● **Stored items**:
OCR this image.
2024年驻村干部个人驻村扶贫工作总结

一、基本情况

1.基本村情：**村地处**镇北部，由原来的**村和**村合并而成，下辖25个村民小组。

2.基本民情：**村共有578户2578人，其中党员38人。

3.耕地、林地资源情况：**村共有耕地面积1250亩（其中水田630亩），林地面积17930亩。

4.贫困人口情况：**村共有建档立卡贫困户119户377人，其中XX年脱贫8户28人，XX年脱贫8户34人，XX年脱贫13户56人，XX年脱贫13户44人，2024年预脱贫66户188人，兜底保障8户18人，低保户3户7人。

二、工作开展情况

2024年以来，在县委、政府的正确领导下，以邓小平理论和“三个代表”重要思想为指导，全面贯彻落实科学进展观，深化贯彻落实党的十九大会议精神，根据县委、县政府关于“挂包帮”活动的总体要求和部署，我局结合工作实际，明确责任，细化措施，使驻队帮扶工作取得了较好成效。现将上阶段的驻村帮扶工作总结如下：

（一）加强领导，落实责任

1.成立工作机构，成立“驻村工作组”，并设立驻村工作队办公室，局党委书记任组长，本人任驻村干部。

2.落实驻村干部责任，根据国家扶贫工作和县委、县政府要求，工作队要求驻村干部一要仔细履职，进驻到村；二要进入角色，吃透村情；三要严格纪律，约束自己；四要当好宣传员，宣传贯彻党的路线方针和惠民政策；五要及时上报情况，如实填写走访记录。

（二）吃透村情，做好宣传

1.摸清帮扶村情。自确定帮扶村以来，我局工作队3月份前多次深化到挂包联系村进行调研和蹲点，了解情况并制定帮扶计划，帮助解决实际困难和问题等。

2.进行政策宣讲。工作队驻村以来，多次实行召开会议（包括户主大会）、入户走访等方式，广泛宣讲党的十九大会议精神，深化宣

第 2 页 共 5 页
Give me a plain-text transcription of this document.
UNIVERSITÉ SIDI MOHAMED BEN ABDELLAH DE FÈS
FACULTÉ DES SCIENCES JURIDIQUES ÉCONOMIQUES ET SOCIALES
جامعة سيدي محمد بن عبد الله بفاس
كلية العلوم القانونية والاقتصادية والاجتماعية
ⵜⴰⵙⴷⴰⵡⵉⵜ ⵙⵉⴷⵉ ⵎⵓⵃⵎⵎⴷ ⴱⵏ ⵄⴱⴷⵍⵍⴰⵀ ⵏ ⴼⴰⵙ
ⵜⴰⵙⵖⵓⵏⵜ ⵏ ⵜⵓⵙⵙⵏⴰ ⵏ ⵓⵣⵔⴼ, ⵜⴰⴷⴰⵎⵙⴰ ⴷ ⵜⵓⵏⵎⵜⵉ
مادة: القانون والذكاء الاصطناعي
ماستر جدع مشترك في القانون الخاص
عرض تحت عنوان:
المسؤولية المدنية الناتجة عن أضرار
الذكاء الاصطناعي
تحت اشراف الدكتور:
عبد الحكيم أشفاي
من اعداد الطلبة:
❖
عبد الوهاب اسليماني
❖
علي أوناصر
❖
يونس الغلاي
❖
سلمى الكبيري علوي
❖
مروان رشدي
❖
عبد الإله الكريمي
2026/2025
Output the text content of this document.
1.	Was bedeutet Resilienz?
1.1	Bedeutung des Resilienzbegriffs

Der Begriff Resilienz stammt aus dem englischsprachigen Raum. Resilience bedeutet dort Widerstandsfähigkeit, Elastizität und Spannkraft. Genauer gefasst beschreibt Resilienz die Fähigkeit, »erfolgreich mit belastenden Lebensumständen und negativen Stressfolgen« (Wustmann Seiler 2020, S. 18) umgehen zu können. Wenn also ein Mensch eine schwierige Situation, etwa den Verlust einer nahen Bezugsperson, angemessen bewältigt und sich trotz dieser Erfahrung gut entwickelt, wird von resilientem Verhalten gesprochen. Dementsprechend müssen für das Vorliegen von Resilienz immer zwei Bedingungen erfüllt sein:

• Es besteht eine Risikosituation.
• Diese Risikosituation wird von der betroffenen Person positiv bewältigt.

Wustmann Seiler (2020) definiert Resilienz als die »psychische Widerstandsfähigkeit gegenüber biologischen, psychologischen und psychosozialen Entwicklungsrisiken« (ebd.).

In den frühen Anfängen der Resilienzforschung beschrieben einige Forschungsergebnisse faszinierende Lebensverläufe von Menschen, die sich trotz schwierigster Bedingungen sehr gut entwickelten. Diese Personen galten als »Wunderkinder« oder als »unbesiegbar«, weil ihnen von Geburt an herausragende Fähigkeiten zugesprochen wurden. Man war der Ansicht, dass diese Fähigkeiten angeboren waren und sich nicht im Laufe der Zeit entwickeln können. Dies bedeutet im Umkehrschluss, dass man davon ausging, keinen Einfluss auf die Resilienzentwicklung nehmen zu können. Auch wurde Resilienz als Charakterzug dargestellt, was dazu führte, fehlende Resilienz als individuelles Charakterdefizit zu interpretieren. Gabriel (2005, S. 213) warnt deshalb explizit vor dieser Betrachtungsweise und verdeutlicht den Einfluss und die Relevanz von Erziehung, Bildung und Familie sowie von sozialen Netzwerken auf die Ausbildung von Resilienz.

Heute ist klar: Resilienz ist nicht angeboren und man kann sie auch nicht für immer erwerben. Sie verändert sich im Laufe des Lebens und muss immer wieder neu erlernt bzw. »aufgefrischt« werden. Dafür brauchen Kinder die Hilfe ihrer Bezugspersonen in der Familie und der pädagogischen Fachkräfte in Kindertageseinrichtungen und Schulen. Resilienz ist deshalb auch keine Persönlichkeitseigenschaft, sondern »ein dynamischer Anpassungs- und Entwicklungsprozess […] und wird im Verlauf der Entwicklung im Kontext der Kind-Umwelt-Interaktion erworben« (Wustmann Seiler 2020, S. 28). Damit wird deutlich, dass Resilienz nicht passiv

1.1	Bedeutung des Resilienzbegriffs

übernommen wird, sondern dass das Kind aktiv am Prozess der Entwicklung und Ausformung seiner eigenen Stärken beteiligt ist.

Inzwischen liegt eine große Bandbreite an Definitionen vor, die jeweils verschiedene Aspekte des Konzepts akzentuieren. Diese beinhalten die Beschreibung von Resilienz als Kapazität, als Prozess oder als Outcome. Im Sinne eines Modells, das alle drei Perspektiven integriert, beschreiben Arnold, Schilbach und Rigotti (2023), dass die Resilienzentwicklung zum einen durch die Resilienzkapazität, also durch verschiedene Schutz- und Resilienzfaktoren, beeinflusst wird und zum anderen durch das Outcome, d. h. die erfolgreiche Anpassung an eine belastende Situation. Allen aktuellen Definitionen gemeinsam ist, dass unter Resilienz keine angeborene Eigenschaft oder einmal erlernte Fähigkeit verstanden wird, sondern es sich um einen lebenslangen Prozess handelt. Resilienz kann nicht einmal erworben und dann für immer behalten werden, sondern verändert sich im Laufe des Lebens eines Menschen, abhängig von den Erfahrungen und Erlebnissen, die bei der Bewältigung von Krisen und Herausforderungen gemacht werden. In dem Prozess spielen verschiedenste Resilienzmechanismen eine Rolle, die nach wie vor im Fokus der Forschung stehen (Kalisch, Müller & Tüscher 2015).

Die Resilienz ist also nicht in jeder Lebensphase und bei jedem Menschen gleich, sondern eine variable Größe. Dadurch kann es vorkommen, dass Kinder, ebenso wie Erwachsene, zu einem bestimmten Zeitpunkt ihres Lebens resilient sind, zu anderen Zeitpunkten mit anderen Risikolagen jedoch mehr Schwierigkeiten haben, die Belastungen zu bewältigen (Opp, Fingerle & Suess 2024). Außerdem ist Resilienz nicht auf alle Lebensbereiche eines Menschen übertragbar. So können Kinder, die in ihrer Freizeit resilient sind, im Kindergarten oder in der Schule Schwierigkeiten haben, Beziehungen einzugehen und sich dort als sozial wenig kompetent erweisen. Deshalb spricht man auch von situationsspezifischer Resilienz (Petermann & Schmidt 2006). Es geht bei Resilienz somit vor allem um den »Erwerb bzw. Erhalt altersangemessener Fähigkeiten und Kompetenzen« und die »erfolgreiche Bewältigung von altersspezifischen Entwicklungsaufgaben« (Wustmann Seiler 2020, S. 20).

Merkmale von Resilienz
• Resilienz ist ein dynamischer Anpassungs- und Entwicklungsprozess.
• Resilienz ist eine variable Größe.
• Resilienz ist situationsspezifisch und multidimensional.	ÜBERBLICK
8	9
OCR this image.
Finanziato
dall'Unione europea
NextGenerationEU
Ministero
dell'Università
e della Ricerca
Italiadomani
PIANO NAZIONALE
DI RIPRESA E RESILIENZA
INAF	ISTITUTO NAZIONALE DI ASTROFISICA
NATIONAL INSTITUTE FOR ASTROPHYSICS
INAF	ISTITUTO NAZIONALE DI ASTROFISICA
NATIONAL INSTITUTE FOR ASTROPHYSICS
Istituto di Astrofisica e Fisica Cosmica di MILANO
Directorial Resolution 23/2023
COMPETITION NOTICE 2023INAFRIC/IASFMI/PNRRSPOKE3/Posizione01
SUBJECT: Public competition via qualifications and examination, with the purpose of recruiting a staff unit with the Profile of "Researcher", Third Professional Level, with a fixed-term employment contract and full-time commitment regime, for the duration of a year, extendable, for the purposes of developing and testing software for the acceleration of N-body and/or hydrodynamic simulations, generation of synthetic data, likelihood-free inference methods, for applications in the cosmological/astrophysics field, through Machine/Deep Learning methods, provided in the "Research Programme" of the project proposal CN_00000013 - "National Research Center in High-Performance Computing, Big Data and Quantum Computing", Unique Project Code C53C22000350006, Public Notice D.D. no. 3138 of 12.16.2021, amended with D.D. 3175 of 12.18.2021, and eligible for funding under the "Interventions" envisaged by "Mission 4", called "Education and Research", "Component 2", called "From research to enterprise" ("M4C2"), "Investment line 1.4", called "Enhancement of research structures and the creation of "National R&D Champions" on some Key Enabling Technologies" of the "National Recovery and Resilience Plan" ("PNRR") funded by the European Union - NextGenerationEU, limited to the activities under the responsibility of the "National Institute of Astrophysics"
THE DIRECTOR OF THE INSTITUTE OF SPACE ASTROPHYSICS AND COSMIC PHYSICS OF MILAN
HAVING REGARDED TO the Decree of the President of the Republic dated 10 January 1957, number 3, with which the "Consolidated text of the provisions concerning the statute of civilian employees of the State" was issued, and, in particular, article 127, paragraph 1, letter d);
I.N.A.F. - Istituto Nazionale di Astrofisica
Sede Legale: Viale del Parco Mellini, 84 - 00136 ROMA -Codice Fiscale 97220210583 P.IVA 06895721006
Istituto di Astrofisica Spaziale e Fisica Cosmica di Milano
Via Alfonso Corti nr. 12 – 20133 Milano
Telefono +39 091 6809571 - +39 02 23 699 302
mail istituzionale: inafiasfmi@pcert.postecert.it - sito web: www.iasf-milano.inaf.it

● **INSTRUCTIONS FOR THE TASK**:
What is the number of lines in the records that contain "this"? Give that number only.

● **RESPONSE**:
4